* start Data supplied *
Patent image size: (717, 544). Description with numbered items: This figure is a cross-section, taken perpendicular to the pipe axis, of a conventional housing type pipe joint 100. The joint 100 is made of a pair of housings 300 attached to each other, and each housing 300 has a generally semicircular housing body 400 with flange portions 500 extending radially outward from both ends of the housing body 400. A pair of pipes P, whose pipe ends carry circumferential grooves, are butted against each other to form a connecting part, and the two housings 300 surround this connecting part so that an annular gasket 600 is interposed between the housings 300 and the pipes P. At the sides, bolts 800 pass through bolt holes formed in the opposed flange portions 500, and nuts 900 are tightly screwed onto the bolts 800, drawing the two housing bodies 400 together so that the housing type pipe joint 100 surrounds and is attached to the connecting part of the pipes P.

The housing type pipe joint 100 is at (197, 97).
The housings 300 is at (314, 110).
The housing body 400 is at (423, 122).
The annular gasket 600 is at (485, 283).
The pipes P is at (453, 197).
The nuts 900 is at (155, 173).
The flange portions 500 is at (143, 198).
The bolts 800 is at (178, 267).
* end Data supplied *
Objective — Lay out every line of the data above as a Markdown table with the columns Row and Line, leaving out blank lines.

The reply —
| Row | Line |
|---|---|
| 1 | Patent image size: (717, 544). Description with numbered items: This figure is a cross-section, taken perpendicular to the pipe axis, of a conventional housing type pipe joint 100. The joint 100 is made of a pair of housings 300 attached to each other, and each housing 300 has a generally semicircular housing body 400 with flange portions 500 extending radially outward from both ends of the housing body 400. A pair of pipes P, whose pipe ends carry circumferential grooves, are butted against each other to form a connecting part, and the two housings 300 surround this connecting part so that an annular gasket 600 is interposed between the housings 300 and the pipes P. At the sides, bolts 800 pass through bolt holes formed in the opposed flange portions 500, and nuts 900 are tightly screwed onto the bolts 800, drawing the two housing bodies 400 together so that the housing type pipe joint 100 surrounds and is attached to the connecting part of the pipes P. |
| 2 | The housing type pipe joint 100 is at (197, 97). |
| 3 | The housings 300 is at (314, 110). |
| 4 | The housing body 400 is at (423, 122). |
| 5 | The annular gasket 600 is at (485, 283). |
| 6 | The pipes P is at (453, 197). |
| 7 | The nuts 900 is at (155, 173). |
| 8 | The flange portions 500 is at (143, 198). |
| 9 | The bolts 800 is at (178, 267). |